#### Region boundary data
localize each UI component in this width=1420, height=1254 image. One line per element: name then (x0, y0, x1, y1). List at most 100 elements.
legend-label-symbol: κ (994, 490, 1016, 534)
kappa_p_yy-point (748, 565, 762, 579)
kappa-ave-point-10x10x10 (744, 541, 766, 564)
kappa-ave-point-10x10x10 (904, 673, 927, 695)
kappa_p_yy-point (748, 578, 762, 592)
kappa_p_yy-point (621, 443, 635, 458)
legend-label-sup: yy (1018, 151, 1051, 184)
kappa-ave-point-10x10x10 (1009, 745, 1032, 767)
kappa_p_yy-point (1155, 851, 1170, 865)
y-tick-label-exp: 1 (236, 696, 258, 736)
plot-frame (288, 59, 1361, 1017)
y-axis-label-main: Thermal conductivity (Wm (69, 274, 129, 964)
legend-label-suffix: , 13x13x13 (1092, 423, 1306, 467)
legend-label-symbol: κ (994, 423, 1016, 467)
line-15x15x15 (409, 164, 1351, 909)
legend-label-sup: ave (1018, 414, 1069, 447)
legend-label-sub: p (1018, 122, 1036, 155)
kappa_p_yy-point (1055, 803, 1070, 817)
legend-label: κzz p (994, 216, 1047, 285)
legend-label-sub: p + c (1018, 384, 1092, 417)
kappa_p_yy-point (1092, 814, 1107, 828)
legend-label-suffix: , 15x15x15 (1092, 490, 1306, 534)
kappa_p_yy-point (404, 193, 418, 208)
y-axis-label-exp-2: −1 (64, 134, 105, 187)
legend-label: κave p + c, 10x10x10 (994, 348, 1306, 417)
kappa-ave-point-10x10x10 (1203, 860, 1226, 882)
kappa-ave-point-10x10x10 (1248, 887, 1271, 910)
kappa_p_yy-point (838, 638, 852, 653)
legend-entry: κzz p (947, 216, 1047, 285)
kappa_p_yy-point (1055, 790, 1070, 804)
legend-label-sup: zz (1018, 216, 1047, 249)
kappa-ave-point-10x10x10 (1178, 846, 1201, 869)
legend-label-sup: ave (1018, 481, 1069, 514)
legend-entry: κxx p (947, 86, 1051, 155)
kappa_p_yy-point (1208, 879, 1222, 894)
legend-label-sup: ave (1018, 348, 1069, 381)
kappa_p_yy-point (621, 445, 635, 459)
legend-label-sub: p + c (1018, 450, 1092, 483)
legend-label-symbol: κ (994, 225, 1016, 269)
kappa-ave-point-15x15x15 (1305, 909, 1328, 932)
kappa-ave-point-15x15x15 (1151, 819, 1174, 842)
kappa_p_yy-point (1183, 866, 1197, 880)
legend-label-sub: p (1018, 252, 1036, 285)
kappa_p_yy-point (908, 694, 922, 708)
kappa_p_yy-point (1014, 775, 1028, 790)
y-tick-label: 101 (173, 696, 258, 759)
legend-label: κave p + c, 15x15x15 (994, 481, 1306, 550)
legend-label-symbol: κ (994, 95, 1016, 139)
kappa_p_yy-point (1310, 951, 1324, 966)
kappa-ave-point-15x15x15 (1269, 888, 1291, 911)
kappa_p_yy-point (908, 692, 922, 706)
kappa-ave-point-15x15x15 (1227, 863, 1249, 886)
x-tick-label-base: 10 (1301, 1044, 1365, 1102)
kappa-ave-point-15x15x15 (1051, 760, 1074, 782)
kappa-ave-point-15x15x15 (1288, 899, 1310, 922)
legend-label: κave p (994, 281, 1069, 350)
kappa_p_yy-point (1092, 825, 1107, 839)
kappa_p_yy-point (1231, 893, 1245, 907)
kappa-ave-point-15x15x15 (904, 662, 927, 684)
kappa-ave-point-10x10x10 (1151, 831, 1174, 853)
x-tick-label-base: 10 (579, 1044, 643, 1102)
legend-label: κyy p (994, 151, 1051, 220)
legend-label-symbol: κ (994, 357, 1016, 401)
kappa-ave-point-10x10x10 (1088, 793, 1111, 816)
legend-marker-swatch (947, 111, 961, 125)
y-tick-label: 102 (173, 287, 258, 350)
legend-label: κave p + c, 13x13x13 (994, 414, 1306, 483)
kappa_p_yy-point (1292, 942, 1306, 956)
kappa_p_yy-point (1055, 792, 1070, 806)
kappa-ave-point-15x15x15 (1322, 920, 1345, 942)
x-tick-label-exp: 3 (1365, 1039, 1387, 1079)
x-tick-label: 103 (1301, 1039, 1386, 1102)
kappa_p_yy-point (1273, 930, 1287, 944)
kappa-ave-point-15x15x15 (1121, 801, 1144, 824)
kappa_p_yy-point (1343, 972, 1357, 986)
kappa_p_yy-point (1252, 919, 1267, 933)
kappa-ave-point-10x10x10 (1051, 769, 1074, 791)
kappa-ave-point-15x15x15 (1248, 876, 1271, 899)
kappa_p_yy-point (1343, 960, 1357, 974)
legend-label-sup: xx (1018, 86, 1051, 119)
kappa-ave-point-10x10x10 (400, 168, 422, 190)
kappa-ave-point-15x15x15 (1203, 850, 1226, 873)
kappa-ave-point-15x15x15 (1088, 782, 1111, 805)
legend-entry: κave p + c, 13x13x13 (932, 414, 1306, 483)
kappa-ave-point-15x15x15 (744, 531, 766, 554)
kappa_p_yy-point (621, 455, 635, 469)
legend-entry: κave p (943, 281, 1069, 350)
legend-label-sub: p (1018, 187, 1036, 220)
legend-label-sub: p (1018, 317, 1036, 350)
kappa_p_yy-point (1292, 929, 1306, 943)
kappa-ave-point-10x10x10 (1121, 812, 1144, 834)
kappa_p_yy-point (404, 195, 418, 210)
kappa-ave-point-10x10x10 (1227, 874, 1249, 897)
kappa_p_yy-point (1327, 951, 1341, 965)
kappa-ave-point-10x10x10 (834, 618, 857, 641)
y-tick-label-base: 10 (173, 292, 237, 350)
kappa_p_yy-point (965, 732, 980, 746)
---
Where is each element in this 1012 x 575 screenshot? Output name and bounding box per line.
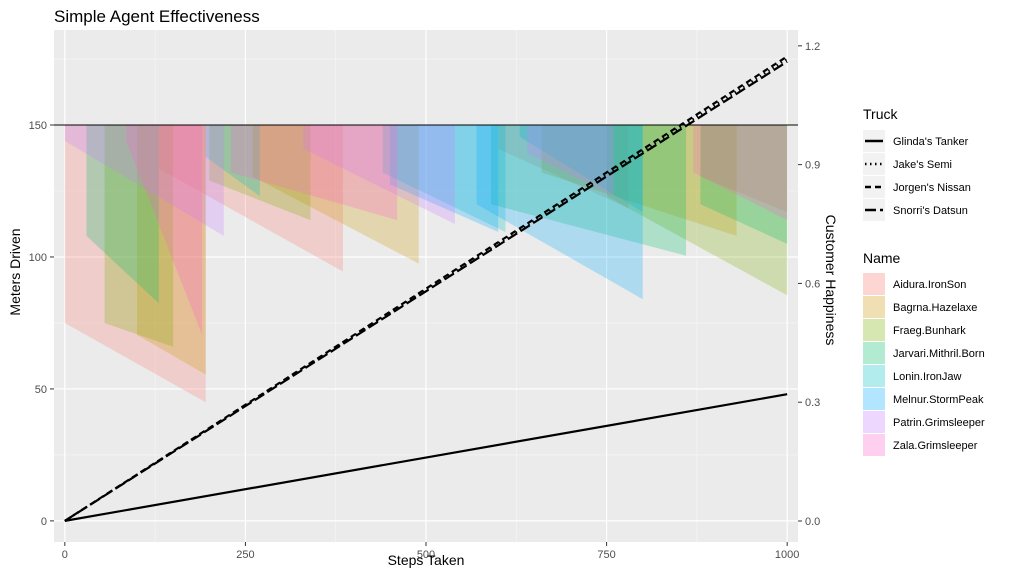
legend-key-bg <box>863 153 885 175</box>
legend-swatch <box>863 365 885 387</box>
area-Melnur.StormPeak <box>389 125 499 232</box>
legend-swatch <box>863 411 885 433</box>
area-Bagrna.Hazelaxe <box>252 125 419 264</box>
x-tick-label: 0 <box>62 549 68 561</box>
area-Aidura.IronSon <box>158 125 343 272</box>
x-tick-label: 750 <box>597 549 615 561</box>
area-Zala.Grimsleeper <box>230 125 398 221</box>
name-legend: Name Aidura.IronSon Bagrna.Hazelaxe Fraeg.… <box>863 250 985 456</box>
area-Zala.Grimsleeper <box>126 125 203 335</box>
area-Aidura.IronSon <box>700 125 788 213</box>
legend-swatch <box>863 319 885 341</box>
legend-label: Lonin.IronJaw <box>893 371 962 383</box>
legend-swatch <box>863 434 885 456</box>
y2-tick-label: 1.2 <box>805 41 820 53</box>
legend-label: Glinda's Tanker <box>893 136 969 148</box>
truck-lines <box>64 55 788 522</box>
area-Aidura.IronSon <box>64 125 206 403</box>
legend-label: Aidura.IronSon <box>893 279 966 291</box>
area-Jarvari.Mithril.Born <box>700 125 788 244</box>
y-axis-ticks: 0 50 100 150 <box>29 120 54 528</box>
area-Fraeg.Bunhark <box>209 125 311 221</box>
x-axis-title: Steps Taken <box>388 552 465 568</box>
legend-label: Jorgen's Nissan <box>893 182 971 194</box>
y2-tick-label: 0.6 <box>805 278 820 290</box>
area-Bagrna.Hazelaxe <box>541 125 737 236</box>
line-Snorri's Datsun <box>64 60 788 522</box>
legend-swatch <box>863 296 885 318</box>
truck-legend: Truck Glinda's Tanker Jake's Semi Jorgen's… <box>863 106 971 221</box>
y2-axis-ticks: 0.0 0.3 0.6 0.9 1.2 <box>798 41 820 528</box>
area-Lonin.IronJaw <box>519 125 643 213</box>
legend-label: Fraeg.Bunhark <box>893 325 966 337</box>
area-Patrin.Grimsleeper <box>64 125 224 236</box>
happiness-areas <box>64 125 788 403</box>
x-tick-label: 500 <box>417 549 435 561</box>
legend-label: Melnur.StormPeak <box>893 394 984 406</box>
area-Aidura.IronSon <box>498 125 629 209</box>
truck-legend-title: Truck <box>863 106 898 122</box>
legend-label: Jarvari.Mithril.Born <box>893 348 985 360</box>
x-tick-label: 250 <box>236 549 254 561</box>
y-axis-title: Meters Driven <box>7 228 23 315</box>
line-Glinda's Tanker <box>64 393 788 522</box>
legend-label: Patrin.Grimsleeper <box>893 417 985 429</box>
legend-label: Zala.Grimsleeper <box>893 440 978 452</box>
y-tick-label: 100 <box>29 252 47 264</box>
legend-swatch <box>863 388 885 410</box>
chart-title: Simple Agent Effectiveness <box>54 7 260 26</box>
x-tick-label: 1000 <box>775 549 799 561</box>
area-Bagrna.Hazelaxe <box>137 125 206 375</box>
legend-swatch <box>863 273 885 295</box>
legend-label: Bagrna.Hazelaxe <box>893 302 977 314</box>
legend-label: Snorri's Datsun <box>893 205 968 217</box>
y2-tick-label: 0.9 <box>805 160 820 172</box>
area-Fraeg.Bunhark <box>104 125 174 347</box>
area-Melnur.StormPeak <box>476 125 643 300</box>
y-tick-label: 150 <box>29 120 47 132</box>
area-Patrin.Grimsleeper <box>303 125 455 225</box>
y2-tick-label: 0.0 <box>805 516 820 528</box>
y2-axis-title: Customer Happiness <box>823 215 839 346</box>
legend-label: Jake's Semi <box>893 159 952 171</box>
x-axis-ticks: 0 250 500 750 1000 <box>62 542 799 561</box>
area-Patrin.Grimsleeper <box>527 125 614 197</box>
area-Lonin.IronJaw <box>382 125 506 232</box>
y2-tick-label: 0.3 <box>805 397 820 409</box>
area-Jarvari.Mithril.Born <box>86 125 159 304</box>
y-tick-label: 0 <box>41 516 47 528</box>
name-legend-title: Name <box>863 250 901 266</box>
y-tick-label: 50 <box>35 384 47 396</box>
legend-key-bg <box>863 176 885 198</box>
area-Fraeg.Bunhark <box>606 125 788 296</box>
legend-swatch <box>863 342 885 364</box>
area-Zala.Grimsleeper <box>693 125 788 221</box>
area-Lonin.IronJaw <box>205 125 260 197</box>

#### Prompt
Can you rewrite the records as a Markdown table with the columns Row and Line, starting with the line containing "localize each UI" and going on through the line containing "kappa-ave-point-10x10x10 (1248, 887, 1271, 910)"? Include only those lines, and leave out any blank ones.

#### Solution to this problem
| Row | Line |
|---|---|
| 1 | localize each UI component in this width=1420, height=1254 image. One line per element: name then (x0, y0, x1, y1). List at most 100 elements. |
| 2 | legend-label-symbol: κ (994, 490, 1016, 534) |
| 3 | kappa_p_yy-point (748, 565, 762, 579) |
| 4 | kappa-ave-point-10x10x10 (744, 541, 766, 564) |
| 5 | kappa-ave-point-10x10x10 (904, 673, 927, 695) |
| 6 | kappa_p_yy-point (748, 578, 762, 592) |
| 7 | kappa_p_yy-point (621, 443, 635, 458) |
| 8 | legend-label-sup: yy (1018, 151, 1051, 184) |
| 9 | kappa-ave-point-10x10x10 (1009, 745, 1032, 767) |
| 10 | kappa_p_yy-point (1155, 851, 1170, 865) |
| 11 | y-tick-label-exp: 1 (236, 696, 258, 736) |
| 12 | plot-frame (288, 59, 1361, 1017) |
| 13 | y-axis-label-main: Thermal conductivity (Wm (69, 274, 129, 964) |
| 14 | legend-label-suffix: , 13x13x13 (1092, 423, 1306, 467) |
| 15 | legend-label-symbol: κ (994, 423, 1016, 467) |
| 16 | line-15x15x15 (409, 164, 1351, 909) |
| 17 | legend-label-sup: ave (1018, 414, 1069, 447) |
| 18 | legend-label-sub: p (1018, 122, 1036, 155) |
| 19 | kappa_p_yy-point (1055, 803, 1070, 817) |
| 20 | legend-label: κzz p (994, 216, 1047, 285) |
| 21 | legend-label-sub: p + c (1018, 384, 1092, 417) |
| 22 | kappa_p_yy-point (1092, 814, 1107, 828) |
| 23 | legend-label-suffix: , 15x15x15 (1092, 490, 1306, 534) |
| 24 | kappa_p_yy-point (404, 193, 418, 208) |
| 25 | y-axis-label-exp-2: −1 (64, 134, 105, 187) |
| 26 | legend-label: κave p + c, 10x10x10 (994, 348, 1306, 417) |
| 27 | kappa-ave-point-10x10x10 (1203, 860, 1226, 882) |
| 28 | kappa-ave-point-10x10x10 (1248, 887, 1271, 910) |